→ DATASET ENTRIES:

-*-

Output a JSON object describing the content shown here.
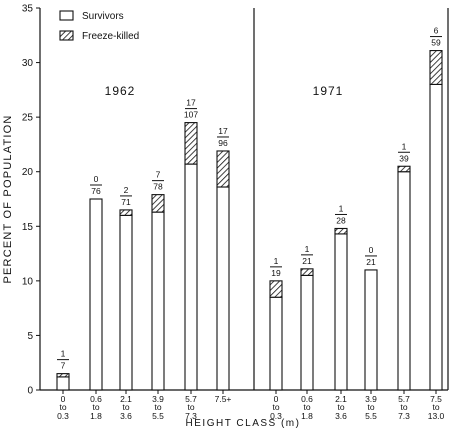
{
  "chart_data": {
    "type": "bar",
    "stacked": true,
    "xlabel": "HEIGHT CLASS (m)",
    "ylabel": "PERCENT OF POPULATION",
    "ylim": [
      0,
      35
    ],
    "yticks": [
      0,
      5,
      10,
      15,
      20,
      25,
      30,
      35
    ],
    "legend": {
      "placement": "top-left",
      "entries": [
        {
          "name": "Survivors",
          "pattern": "open"
        },
        {
          "name": "Freeze-killed",
          "pattern": "hatched"
        }
      ]
    },
    "panels": [
      {
        "title": "1962",
        "categories": [
          {
            "top": "0",
            "mid": "to",
            "bot": "0.3"
          },
          {
            "top": "0.6",
            "mid": "to",
            "bot": "1.8"
          },
          {
            "top": "2.1",
            "mid": "to",
            "bot": "3.6"
          },
          {
            "top": "3.9",
            "mid": "to",
            "bot": "5.5"
          },
          {
            "top": "5.7",
            "mid": "to",
            "bot": "7.3"
          },
          {
            "top": "7.5+",
            "mid": "",
            "bot": ""
          }
        ],
        "series": [
          {
            "name": "Survivors",
            "values": [
              1.2,
              17.5,
              16.0,
              16.3,
              20.7,
              18.6
            ]
          },
          {
            "name": "Freeze-killed",
            "values": [
              0.3,
              0.0,
              0.5,
              1.6,
              3.8,
              3.3
            ]
          }
        ],
        "labels": [
          {
            "num": "1",
            "den": "7"
          },
          {
            "num": "0",
            "den": "76"
          },
          {
            "num": "2",
            "den": "71"
          },
          {
            "num": "7",
            "den": "78"
          },
          {
            "num": "17",
            "den": "107"
          },
          {
            "num": "17",
            "den": "96"
          }
        ]
      },
      {
        "title": "1971",
        "categories": [
          {
            "top": "0",
            "mid": "to",
            "bot": "0.3"
          },
          {
            "top": "0.6",
            "mid": "to",
            "bot": "1.8"
          },
          {
            "top": "2.1",
            "mid": "to",
            "bot": "3.6"
          },
          {
            "top": "3.9",
            "mid": "to",
            "bot": "5.5"
          },
          {
            "top": "5.7",
            "mid": "to",
            "bot": "7.3"
          },
          {
            "top": "7.5",
            "mid": "to",
            "bot": "13.0"
          }
        ],
        "series": [
          {
            "name": "Survivors",
            "values": [
              8.5,
              10.5,
              14.3,
              11.0,
              20.0,
              28.0
            ]
          },
          {
            "name": "Freeze-killed",
            "values": [
              1.5,
              0.6,
              0.5,
              0.0,
              0.5,
              3.1
            ]
          }
        ],
        "labels": [
          {
            "num": "1",
            "den": "19"
          },
          {
            "num": "1",
            "den": "21"
          },
          {
            "num": "1",
            "den": "28"
          },
          {
            "num": "0",
            "den": "21"
          },
          {
            "num": "1",
            "den": "39"
          },
          {
            "num": "6",
            "den": "59"
          }
        ]
      }
    ]
  }
}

-*-

→ EXERCISE:
Quote the preceding listing precisely and completely, omitting its images.

→ FINAL RESULT:
Output a JSON object describing the content shown here.
{
  "chart_data": {
    "type": "bar",
    "stacked": true,
    "xlabel": "HEIGHT CLASS (m)",
    "ylabel": "PERCENT OF POPULATION",
    "ylim": [
      0,
      35
    ],
    "yticks": [
      0,
      5,
      10,
      15,
      20,
      25,
      30,
      35
    ],
    "legend": {
      "placement": "top-left",
      "entries": [
        {
          "name": "Survivors",
          "pattern": "open"
        },
        {
          "name": "Freeze-killed",
          "pattern": "hatched"
        }
      ]
    },
    "panels": [
      {
        "title": "1962",
        "categories": [
          {
            "top": "0",
            "mid": "to",
            "bot": "0.3"
          },
          {
            "top": "0.6",
            "mid": "to",
            "bot": "1.8"
          },
          {
            "top": "2.1",
            "mid": "to",
            "bot": "3.6"
          },
          {
            "top": "3.9",
            "mid": "to",
            "bot": "5.5"
          },
          {
            "top": "5.7",
            "mid": "to",
            "bot": "7.3"
          },
          {
            "top": "7.5+",
            "mid": "",
            "bot": ""
          }
        ],
        "series": [
          {
            "name": "Survivors",
            "values": [
              1.2,
              17.5,
              16.0,
              16.3,
              20.7,
              18.6
            ]
          },
          {
            "name": "Freeze-killed",
            "values": [
              0.3,
              0.0,
              0.5,
              1.6,
              3.8,
              3.3
            ]
          }
        ],
        "labels": [
          {
            "num": "1",
            "den": "7"
          },
          {
            "num": "0",
            "den": "76"
          },
          {
            "num": "2",
            "den": "71"
          },
          {
            "num": "7",
            "den": "78"
          },
          {
            "num": "17",
            "den": "107"
          },
          {
            "num": "17",
            "den": "96"
          }
        ]
      },
      {
        "title": "1971",
        "categories": [
          {
            "top": "0",
            "mid": "to",
            "bot": "0.3"
          },
          {
            "top": "0.6",
            "mid": "to",
            "bot": "1.8"
          },
          {
            "top": "2.1",
            "mid": "to",
            "bot": "3.6"
          },
          {
            "top": "3.9",
            "mid": "to",
            "bot": "5.5"
          },
          {
            "top": "5.7",
            "mid": "to",
            "bot": "7.3"
          },
          {
            "top": "7.5",
            "mid": "to",
            "bot": "13.0"
          }
        ],
        "series": [
          {
            "name": "Survivors",
            "values": [
              8.5,
              10.5,
              14.3,
              11.0,
              20.0,
              28.0
            ]
          },
          {
            "name": "Freeze-killed",
            "values": [
              1.5,
              0.6,
              0.5,
              0.0,
              0.5,
              3.1
            ]
          }
        ],
        "labels": [
          {
            "num": "1",
            "den": "19"
          },
          {
            "num": "1",
            "den": "21"
          },
          {
            "num": "1",
            "den": "28"
          },
          {
            "num": "0",
            "den": "21"
          },
          {
            "num": "1",
            "den": "39"
          },
          {
            "num": "6",
            "den": "59"
          }
        ]
      }
    ]
  }
}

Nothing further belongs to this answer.